Output every record below exactly as it appears.
━━ THE INPUT ━━
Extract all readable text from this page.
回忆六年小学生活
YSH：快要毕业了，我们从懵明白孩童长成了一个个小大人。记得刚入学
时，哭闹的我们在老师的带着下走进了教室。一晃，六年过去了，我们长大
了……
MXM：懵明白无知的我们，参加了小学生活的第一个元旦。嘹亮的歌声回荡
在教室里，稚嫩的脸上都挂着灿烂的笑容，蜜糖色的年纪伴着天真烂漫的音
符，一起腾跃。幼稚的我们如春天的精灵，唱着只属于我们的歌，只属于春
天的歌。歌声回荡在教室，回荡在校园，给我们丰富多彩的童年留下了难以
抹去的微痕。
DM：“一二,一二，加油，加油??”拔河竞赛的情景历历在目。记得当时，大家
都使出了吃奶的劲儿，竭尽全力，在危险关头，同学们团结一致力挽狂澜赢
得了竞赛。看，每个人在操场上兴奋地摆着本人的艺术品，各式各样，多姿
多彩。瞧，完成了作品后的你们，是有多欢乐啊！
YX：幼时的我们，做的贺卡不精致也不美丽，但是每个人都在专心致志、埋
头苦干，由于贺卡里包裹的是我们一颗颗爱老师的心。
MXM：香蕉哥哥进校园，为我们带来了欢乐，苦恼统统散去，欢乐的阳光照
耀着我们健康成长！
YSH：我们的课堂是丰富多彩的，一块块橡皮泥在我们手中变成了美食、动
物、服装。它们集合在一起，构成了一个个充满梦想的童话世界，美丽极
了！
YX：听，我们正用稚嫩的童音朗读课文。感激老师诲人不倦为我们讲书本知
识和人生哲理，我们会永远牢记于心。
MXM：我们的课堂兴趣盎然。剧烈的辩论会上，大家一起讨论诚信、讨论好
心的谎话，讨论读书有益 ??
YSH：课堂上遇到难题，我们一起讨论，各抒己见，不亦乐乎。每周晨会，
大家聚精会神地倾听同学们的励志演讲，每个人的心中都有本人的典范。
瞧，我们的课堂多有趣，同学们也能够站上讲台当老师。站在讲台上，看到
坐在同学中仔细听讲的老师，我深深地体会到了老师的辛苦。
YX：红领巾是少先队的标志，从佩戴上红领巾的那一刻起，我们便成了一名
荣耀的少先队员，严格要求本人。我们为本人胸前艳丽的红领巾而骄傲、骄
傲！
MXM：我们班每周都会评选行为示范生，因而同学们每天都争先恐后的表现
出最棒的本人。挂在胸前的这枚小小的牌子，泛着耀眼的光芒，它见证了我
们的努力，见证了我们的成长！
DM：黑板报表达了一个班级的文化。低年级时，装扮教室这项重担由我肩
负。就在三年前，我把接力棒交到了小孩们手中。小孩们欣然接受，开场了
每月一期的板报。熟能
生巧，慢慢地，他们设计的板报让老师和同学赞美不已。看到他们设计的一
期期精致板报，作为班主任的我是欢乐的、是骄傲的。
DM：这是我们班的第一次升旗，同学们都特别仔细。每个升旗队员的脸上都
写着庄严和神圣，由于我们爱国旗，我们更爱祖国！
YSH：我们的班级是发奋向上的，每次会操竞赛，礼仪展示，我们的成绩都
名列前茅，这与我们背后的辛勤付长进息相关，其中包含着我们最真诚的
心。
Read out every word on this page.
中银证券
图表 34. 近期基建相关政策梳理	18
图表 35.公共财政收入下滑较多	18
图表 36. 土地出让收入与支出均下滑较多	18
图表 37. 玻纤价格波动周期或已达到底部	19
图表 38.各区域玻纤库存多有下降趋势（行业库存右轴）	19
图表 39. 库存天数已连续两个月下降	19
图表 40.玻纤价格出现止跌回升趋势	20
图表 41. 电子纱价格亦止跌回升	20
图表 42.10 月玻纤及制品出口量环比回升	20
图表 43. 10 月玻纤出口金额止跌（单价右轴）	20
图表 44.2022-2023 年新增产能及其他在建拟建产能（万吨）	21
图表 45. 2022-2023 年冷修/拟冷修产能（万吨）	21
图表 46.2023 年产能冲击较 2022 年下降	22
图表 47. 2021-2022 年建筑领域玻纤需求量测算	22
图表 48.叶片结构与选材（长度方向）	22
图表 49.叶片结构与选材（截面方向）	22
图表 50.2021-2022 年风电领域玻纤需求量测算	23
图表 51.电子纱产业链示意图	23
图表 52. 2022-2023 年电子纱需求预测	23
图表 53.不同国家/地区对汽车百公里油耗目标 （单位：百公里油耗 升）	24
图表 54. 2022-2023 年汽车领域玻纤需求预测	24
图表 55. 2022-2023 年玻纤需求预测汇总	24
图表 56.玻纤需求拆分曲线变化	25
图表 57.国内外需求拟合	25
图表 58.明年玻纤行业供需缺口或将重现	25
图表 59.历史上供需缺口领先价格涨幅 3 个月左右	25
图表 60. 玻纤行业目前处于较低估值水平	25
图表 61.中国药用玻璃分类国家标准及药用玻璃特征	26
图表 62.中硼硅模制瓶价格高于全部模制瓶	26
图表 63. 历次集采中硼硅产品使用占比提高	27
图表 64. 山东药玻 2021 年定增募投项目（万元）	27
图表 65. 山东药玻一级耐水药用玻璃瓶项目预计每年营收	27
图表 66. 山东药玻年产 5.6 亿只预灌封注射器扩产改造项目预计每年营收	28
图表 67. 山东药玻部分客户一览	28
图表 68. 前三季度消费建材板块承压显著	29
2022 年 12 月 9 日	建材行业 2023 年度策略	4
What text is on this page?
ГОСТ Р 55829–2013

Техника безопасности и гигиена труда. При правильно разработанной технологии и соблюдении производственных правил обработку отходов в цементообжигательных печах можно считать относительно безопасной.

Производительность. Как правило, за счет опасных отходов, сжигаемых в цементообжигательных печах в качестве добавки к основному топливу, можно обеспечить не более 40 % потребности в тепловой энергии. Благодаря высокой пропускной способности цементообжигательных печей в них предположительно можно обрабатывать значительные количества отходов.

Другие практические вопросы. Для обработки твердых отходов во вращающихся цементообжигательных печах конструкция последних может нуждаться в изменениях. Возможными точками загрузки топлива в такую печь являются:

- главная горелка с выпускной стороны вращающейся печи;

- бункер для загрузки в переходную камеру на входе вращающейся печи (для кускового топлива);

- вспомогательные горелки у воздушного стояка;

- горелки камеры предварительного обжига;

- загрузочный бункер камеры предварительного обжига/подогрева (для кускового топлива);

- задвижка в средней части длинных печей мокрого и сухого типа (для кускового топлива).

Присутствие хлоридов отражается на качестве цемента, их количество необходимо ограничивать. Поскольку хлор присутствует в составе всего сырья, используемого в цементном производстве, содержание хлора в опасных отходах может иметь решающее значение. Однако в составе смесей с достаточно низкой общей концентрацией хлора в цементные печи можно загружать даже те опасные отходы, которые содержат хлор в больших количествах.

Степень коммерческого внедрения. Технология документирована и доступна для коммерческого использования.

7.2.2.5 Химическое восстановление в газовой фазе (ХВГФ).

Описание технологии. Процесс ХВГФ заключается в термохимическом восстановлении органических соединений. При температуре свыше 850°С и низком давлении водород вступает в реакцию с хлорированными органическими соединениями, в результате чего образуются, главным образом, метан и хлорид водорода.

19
━━━
*THE RESPONSE:*
Extract all readable text from this page.
回忆六年小学生活
YSH：快要毕业了，我们从懵明白孩童长成了一个个小大人。记得刚入学
时，哭闹的我们在老师的带着下走进了教室。一晃，六年过去了，我们长大
了……
MXM：懵明白无知的我们，参加了小学生活的第一个元旦。嘹亮的歌声回荡
在教室里，稚嫩的脸上都挂着灿烂的笑容，蜜糖色的年纪伴着天真烂漫的音
符，一起腾跃。幼稚的我们如春天的精灵，唱着只属于我们的歌，只属于春
天的歌。歌声回荡在教室，回荡在校园，给我们丰富多彩的童年留下了难以
抹去的微痕。
DM：“一二,一二，加油，加油??”拔河竞赛的情景历历在目。记得当时，大家
都使出了吃奶的劲儿，竭尽全力，在危险关头，同学们团结一致力挽狂澜赢
得了竞赛。看，每个人在操场上兴奋地摆着本人的艺术品，各式各样，多姿
多彩。瞧，完成了作品后的你们，是有多欢乐啊！
YX：幼时的我们，做的贺卡不精致也不美丽，但是每个人都在专心致志、埋
头苦干，由于贺卡里包裹的是我们一颗颗爱老师的心。
MXM：香蕉哥哥进校园，为我们带来了欢乐，苦恼统统散去，欢乐的阳光照
耀着我们健康成长！
YSH：我们的课堂是丰富多彩的，一块块橡皮泥在我们手中变成了美食、动
物、服装。它们集合在一起，构成了一个个充满梦想的童话世界，美丽极
了！
YX：听，我们正用稚嫩的童音朗读课文。感激老师诲人不倦为我们讲书本知
识和人生哲理，我们会永远牢记于心。
MXM：我们的课堂兴趣盎然。剧烈的辩论会上，大家一起讨论诚信、讨论好
心的谎话，讨论读书有益 ??
YSH：课堂上遇到难题，我们一起讨论，各抒己见，不亦乐乎。每周晨会，
大家聚精会神地倾听同学们的励志演讲，每个人的心中都有本人的典范。
瞧，我们的课堂多有趣，同学们也能够站上讲台当老师。站在讲台上，看到
坐在同学中仔细听讲的老师，我深深地体会到了老师的辛苦。
YX：红领巾是少先队的标志，从佩戴上红领巾的那一刻起，我们便成了一名
荣耀的少先队员，严格要求本人。我们为本人胸前艳丽的红领巾而骄傲、骄
傲！
MXM：我们班每周都会评选行为示范生，因而同学们每天都争先恐后的表现
出最棒的本人。挂在胸前的这枚小小的牌子，泛着耀眼的光芒，它见证了我
们的努力，见证了我们的成长！
DM：黑板报表达了一个班级的文化。低年级时，装扮教室这项重担由我肩
负。就在三年前，我把接力棒交到了小孩们手中。小孩们欣然接受，开场了
每月一期的板报。熟能
生巧，慢慢地，他们设计的板报让老师和同学赞美不已。看到他们设计的一
期期精致板报，作为班主任的我是欢乐的、是骄傲的。
DM：这是我们班的第一次升旗，同学们都特别仔细。每个升旗队员的脸上都
写着庄严和神圣，由于我们爱国旗，我们更爱祖国！
YSH：我们的班级是发奋向上的，每次会操竞赛，礼仪展示，我们的成绩都
名列前茅，这与我们背后的辛勤付长进息相关，其中包含着我们最真诚的
心。
Read out every word on this page.
中银证券
图表 34. 近期基建相关政策梳理	18
图表 35.公共财政收入下滑较多	18
图表 36. 土地出让收入与支出均下滑较多	18
图表 37. 玻纤价格波动周期或已达到底部	19
图表 38.各区域玻纤库存多有下降趋势（行业库存右轴）	19
图表 39. 库存天数已连续两个月下降	19
图表 40.玻纤价格出现止跌回升趋势	20
图表 41. 电子纱价格亦止跌回升	20
图表 42.10 月玻纤及制品出口量环比回升	20
图表 43. 10 月玻纤出口金额止跌（单价右轴）	20
图表 44.2022-2023 年新增产能及其他在建拟建产能（万吨）	21
图表 45. 2022-2023 年冷修/拟冷修产能（万吨）	21
图表 46.2023 年产能冲击较 2022 年下降	22
图表 47. 2021-2022 年建筑领域玻纤需求量测算	22
图表 48.叶片结构与选材（长度方向）	22
图表 49.叶片结构与选材（截面方向）	22
图表 50.2021-2022 年风电领域玻纤需求量测算	23
图表 51.电子纱产业链示意图	23
图表 52. 2022-2023 年电子纱需求预测	23
图表 53.不同国家/地区对汽车百公里油耗目标 （单位：百公里油耗 升）	24
图表 54. 2022-2023 年汽车领域玻纤需求预测	24
图表 55. 2022-2023 年玻纤需求预测汇总	24
图表 56.玻纤需求拆分曲线变化	25
图表 57.国内外需求拟合	25
图表 58.明年玻纤行业供需缺口或将重现	25
图表 59.历史上供需缺口领先价格涨幅 3 个月左右	25
图表 60. 玻纤行业目前处于较低估值水平	25
图表 61.中国药用玻璃分类国家标准及药用玻璃特征	26
图表 62.中硼硅模制瓶价格高于全部模制瓶	26
图表 63. 历次集采中硼硅产品使用占比提高	27
图表 64. 山东药玻 2021 年定增募投项目（万元）	27
图表 65. 山东药玻一级耐水药用玻璃瓶项目预计每年营收	27
图表 66. 山东药玻年产 5.6 亿只预灌封注射器扩产改造项目预计每年营收	28
图表 67. 山东药玻部分客户一览	28
图表 68. 前三季度消费建材板块承压显著	29
2022 年 12 月 9 日	建材行业 2023 年度策略	4
What text is on this page?
ГОСТ Р 55829–2013

Техника безопасности и гигиена труда. При правильно разработанной технологии и соблюдении производственных правил обработку отходов в цементообжигательных печах можно считать относительно безопасной.

Производительность. Как правило, за счет опасных отходов, сжигаемых в цементообжигательных печах в качестве добавки к основному топливу, можно обеспечить не более 40 % потребности в тепловой энергии. Благодаря высокой пропускной способности цементообжигательных печей в них предположительно можно обрабатывать значительные количества отходов.

Другие практические вопросы. Для обработки твердых отходов во вращающихся цементообжигательных печах конструкция последних может нуждаться в изменениях. Возможными точками загрузки топлива в такую печь являются:

- главная горелка с выпускной стороны вращающейся печи;

- бункер для загрузки в переходную камеру на входе вращающейся печи (для кускового топлива);

- вспомогательные горелки у воздушного стояка;

- горелки камеры предварительного обжига;

- загрузочный бункер камеры предварительного обжига/подогрева (для кускового топлива);

- задвижка в средней части длинных печей мокрого и сухого типа (для кускового топлива).

Присутствие хлоридов отражается на качестве цемента, их количество необходимо ограничивать. Поскольку хлор присутствует в составе всего сырья, используемого в цементном производстве, содержание хлора в опасных отходах может иметь решающее значение. Однако в составе смесей с достаточно низкой общей концентрацией хлора в цементные печи можно загружать даже те опасные отходы, которые содержат хлор в больших количествах.

Степень коммерческого внедрения. Технология документирована и доступна для коммерческого использования.

7.2.2.5 Химическое восстановление в газовой фазе (ХВГФ).

Описание технологии. Процесс ХВГФ заключается в термохимическом восстановлении органических соединений. При температуре свыше 850°С и низком давлении водород вступает в реакцию с хлорированными органическими соединениями, в результате чего образуются, главным образом, метан и хлорид водорода.

19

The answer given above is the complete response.